• TASK TO COMPLETE:
Check every line below for the word "Updated" and show those that hold it.
[START OF LISTING]
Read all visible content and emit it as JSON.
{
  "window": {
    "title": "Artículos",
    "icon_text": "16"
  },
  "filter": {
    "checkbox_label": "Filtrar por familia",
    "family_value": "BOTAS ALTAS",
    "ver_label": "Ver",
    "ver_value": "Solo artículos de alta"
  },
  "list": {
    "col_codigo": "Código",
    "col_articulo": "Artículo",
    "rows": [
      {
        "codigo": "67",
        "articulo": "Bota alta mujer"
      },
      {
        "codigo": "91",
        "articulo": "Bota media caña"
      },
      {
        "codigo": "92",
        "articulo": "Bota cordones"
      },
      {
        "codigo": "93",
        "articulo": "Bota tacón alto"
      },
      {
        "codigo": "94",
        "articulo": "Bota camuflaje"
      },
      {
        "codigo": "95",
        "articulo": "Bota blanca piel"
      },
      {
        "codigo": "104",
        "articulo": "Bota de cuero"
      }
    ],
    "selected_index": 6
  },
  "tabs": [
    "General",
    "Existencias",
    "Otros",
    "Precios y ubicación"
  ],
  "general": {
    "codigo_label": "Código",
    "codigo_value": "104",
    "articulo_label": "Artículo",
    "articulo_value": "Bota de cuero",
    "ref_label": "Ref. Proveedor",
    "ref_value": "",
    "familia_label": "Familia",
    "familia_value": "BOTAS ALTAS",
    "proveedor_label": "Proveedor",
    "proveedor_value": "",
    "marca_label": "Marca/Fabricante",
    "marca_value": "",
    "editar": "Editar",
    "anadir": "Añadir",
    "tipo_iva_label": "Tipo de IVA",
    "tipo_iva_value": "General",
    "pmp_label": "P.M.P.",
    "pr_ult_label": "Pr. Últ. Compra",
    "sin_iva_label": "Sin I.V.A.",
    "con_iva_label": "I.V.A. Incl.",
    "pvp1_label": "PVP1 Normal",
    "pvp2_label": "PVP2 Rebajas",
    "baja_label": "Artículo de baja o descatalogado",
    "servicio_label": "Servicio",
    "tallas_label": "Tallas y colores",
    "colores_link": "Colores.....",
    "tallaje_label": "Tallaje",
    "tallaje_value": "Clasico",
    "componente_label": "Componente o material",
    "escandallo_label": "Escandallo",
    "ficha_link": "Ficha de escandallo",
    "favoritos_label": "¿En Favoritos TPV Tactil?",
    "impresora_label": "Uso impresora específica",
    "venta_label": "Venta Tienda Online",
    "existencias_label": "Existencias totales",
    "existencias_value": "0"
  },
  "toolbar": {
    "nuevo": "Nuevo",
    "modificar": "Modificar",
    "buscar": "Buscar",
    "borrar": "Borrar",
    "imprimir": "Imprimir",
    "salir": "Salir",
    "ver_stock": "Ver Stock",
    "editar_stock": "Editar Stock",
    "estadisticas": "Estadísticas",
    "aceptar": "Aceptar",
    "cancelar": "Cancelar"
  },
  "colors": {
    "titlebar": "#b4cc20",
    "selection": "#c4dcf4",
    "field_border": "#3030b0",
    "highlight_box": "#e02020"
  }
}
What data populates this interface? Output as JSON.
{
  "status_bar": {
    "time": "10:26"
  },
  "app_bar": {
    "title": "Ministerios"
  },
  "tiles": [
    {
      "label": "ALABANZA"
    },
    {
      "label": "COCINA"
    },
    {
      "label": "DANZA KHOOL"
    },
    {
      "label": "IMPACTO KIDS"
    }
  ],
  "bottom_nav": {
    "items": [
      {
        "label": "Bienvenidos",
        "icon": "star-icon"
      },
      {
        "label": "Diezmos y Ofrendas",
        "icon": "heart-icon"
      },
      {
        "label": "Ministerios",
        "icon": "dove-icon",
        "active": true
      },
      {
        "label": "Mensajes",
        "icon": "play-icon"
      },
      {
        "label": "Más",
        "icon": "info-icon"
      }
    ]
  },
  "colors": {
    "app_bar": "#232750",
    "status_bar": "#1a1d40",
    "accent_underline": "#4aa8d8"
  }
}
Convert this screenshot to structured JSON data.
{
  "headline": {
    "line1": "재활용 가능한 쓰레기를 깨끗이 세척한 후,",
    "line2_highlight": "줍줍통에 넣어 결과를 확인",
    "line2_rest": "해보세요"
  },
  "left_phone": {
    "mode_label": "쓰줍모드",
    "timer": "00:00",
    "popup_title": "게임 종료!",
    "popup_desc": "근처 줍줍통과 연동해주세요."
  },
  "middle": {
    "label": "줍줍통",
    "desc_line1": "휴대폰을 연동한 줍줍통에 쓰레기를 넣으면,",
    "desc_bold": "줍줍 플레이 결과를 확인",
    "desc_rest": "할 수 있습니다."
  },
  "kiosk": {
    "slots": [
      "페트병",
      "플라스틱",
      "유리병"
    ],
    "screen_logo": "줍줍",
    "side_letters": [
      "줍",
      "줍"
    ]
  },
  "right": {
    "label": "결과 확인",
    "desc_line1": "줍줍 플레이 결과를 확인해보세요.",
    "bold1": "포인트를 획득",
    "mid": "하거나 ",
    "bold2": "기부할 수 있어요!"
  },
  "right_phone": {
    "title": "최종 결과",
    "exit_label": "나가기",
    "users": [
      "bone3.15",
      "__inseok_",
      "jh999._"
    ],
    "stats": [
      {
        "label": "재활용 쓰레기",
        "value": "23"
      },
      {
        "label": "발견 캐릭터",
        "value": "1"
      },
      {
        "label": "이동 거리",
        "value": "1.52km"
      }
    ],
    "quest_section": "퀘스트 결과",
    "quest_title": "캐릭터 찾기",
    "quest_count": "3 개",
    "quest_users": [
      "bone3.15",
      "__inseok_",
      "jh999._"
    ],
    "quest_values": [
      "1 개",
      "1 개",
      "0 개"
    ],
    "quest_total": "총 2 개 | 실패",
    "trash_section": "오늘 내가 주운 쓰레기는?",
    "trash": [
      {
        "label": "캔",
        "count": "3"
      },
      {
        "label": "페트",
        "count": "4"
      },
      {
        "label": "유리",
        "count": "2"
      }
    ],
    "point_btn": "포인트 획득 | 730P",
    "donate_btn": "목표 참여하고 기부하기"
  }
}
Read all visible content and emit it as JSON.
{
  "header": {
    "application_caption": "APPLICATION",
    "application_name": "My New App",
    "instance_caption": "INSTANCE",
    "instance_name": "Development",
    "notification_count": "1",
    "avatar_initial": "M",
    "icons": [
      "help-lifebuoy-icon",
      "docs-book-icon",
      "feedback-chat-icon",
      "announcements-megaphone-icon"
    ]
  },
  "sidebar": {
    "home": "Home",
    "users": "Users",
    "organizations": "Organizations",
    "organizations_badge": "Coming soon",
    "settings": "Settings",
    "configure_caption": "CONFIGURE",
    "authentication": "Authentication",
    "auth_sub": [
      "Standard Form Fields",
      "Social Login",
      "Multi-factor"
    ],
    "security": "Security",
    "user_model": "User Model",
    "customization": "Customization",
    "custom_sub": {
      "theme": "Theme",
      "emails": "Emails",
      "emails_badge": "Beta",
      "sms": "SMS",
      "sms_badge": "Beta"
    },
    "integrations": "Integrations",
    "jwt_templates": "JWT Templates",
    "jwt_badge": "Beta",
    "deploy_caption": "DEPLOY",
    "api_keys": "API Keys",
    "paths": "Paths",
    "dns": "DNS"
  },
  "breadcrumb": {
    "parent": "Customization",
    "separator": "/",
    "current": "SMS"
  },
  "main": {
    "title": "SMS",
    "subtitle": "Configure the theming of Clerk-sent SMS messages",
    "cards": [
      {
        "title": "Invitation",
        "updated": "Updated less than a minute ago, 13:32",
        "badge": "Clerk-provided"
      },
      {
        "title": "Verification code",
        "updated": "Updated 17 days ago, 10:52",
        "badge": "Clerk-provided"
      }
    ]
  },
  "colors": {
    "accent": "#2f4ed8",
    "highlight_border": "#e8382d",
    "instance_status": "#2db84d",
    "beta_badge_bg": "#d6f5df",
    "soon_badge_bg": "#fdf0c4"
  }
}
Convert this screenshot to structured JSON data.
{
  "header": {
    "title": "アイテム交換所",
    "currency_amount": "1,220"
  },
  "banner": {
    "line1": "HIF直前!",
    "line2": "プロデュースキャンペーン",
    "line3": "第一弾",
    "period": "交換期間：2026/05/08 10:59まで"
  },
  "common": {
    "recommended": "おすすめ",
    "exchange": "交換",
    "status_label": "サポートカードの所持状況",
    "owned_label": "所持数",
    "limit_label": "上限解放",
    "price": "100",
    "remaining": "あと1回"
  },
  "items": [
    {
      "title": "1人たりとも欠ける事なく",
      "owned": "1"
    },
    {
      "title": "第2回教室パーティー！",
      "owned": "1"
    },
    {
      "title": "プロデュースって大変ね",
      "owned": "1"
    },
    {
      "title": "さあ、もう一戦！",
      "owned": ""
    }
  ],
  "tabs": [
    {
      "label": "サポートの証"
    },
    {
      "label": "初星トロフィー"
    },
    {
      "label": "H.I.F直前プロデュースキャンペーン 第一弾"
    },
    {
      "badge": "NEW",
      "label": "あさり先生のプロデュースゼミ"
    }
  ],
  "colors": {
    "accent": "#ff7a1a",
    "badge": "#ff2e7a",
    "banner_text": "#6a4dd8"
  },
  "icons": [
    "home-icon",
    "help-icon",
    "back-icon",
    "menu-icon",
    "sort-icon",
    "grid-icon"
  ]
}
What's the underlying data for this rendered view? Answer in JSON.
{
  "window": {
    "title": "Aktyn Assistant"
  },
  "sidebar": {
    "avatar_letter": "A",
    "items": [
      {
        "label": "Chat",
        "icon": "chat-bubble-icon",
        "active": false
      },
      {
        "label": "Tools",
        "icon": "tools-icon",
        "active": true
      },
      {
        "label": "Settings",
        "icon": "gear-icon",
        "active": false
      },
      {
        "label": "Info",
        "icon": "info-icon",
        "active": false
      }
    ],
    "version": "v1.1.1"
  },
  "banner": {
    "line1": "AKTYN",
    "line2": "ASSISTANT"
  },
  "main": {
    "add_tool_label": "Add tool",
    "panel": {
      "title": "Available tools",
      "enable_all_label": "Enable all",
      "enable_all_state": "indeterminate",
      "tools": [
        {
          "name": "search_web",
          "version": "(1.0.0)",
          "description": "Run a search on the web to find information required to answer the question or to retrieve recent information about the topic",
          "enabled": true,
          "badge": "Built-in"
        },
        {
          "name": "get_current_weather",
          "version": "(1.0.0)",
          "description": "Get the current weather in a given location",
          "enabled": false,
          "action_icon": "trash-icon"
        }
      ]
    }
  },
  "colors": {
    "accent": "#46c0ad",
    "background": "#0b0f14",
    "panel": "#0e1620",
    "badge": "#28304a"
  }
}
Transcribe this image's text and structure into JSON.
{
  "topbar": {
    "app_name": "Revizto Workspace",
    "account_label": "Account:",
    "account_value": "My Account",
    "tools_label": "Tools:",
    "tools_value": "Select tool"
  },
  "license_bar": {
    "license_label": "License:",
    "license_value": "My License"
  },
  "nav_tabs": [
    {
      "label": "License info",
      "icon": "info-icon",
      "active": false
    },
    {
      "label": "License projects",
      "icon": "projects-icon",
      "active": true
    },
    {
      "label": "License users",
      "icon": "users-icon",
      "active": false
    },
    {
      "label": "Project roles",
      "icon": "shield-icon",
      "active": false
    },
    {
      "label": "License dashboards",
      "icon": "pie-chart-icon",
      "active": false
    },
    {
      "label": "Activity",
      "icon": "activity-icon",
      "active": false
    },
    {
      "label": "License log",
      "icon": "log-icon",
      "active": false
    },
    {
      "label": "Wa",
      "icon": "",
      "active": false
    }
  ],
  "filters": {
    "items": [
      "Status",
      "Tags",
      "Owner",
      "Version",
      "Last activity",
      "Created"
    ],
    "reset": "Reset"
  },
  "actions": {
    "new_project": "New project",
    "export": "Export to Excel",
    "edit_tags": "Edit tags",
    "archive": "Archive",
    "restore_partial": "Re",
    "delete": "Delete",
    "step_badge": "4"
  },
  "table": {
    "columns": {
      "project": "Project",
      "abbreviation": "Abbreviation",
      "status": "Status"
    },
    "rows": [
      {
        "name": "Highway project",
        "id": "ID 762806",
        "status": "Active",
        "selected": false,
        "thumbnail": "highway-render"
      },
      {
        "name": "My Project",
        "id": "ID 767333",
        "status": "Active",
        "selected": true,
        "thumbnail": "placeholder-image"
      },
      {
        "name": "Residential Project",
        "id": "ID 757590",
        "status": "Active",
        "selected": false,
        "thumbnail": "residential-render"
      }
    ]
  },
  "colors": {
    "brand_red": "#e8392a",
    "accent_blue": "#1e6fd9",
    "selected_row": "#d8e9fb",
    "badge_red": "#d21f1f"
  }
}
[END OF LISTING]
• TASK RESPONSE:
        "updated": "Updated less than a minute ago, 13:32",
        "updated": "Updated 17 days ago, 10:52",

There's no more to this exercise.